*Task directions*.
All of the entries must be reproduced exactly, with no images carried over.

══ Exercise material

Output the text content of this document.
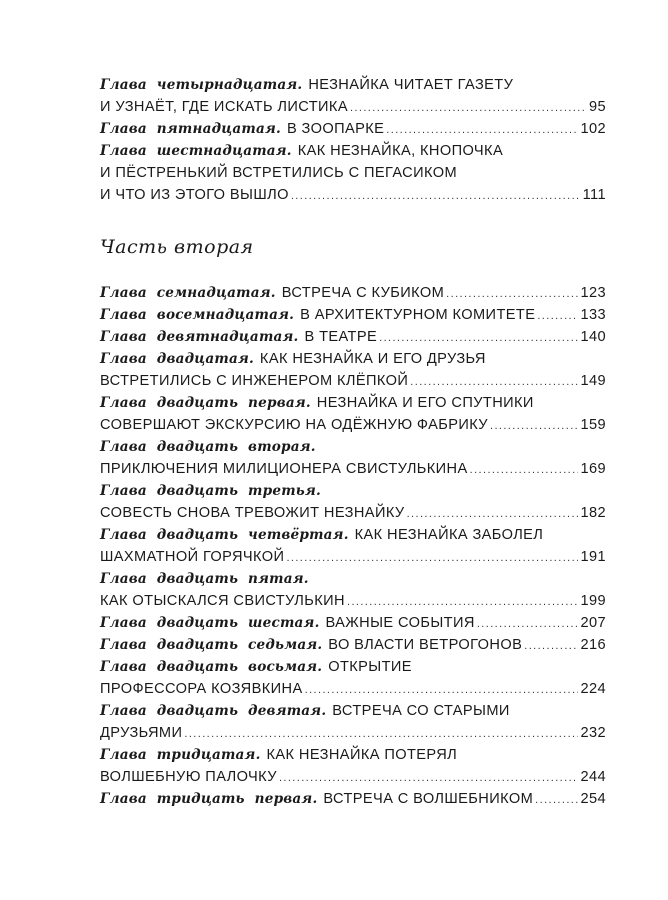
Глава четырнадцатая. НЕЗНАЙКА ЧИТАЕТ ГАЗЕТУ
И УЗНАЁТ, ГДЕ ИСКАТЬ ЛИСТИКА .....	95
Глава пятнадцатая. В ЗООПАРКЕ .....	102
Глава шестнадцатая. КАК НЕЗНАЙКА, КНОПОЧКА
И ПЁСТРЕНЬКИЙ ВСТРЕТИЛИСЬ С ПЕГАСИКОМ
И ЧТО ИЗ ЭТОГО ВЫШЛО .....	111
Часть вторая
Глава семнадцатая. ВСТРЕЧА С КУБИКОМ .....	123
Глава восемнадцатая. В АРХИТЕКТУРНОМ КОМИТЕТЕ .....	133
Глава девятнадцатая. В ТЕАТРЕ .....	140
Глава двадцатая. КАК НЕЗНАЙКА И ЕГО ДРУЗЬЯ
ВСТРЕТИЛИСЬ С ИНЖЕНЕРОМ КЛЁПКОЙ .....	149
Глава двадцать первая. НЕЗНАЙКА И ЕГО СПУТНИКИ
СОВЕРШАЮТ ЭКСКУРСИЮ НА ОДЁЖНУЮ ФАБРИКУ .....	159
Глава двадцать вторая.
ПРИКЛЮЧЕНИЯ МИЛИЦИОНЕРА СВИСТУЛЬКИНА .....	169
Глава двадцать третья.
СОВЕСТЬ СНОВА ТРЕВОЖИТ НЕЗНАЙКУ .....	182
Глава двадцать четвёртая. КАК НЕЗНАЙКА ЗАБОЛЕЛ
ШАХМАТНОЙ ГОРЯЧКОЙ .....	191
Глава двадцать пятая.
КАК ОТЫСКАЛСЯ СВИСТУЛЬКИН .....	199
Глава двадцать шестая. ВАЖНЫЕ СОБЫТИЯ .....	207
Глава двадцать седьмая. ВО ВЛАСТИ ВЕТРОГОНОВ .....	216
Глава двадцать восьмая. ОТКРЫТИЕ
ПРОФЕССОРА КОЗЯВКИНА .....	224
Глава двадцать девятая. ВСТРЕЧА СО СТАРЫМИ
ДРУЗЬЯМИ .....	232
Глава тридцатая. КАК НЕЗНАЙКА ПОТЕРЯЛ
ВОЛШЕБНУЮ ПАЛОЧКУ .....	244
Глава тридцать первая. ВСТРЕЧА С ВОЛШЕБНИКОМ .....	254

════

*Full answer*.
Output the text content of this document.
Глава четырнадцатая. НЕЗНАЙКА ЧИТАЕТ ГАЗЕТУ
И УЗНАЁТ, ГДЕ ИСКАТЬ ЛИСТИКА .....	95
Глава пятнадцатая. В ЗООПАРКЕ .....	102
Глава шестнадцатая. КАК НЕЗНАЙКА, КНОПОЧКА
И ПЁСТРЕНЬКИЙ ВСТРЕТИЛИСЬ С ПЕГАСИКОМ
И ЧТО ИЗ ЭТОГО ВЫШЛО .....	111
Часть вторая
Глава семнадцатая. ВСТРЕЧА С КУБИКОМ .....	123
Глава восемнадцатая. В АРХИТЕКТУРНОМ КОМИТЕТЕ .....	133
Глава девятнадцатая. В ТЕАТРЕ .....	140
Глава двадцатая. КАК НЕЗНАЙКА И ЕГО ДРУЗЬЯ
ВСТРЕТИЛИСЬ С ИНЖЕНЕРОМ КЛЁПКОЙ .....	149
Глава двадцать первая. НЕЗНАЙКА И ЕГО СПУТНИКИ
СОВЕРШАЮТ ЭКСКУРСИЮ НА ОДЁЖНУЮ ФАБРИКУ .....	159
Глава двадцать вторая.
ПРИКЛЮЧЕНИЯ МИЛИЦИОНЕРА СВИСТУЛЬКИНА .....	169
Глава двадцать третья.
СОВЕСТЬ СНОВА ТРЕВОЖИТ НЕЗНАЙКУ .....	182
Глава двадцать четвёртая. КАК НЕЗНАЙКА ЗАБОЛЕЛ
ШАХМАТНОЙ ГОРЯЧКОЙ .....	191
Глава двадцать пятая.
КАК ОТЫСКАЛСЯ СВИСТУЛЬКИН .....	199
Глава двадцать шестая. ВАЖНЫЕ СОБЫТИЯ .....	207
Глава двадцать седьмая. ВО ВЛАСТИ ВЕТРОГОНОВ .....	216
Глава двадцать восьмая. ОТКРЫТИЕ
ПРОФЕССОРА КОЗЯВКИНА .....	224
Глава двадцать девятая. ВСТРЕЧА СО СТАРЫМИ
ДРУЗЬЯМИ .....	232
Глава тридцатая. КАК НЕЗНАЙКА ПОТЕРЯЛ
ВОЛШЕБНУЮ ПАЛОЧКУ .....	244
Глава тридцать первая. ВСТРЕЧА С ВОЛШЕБНИКОМ .....	254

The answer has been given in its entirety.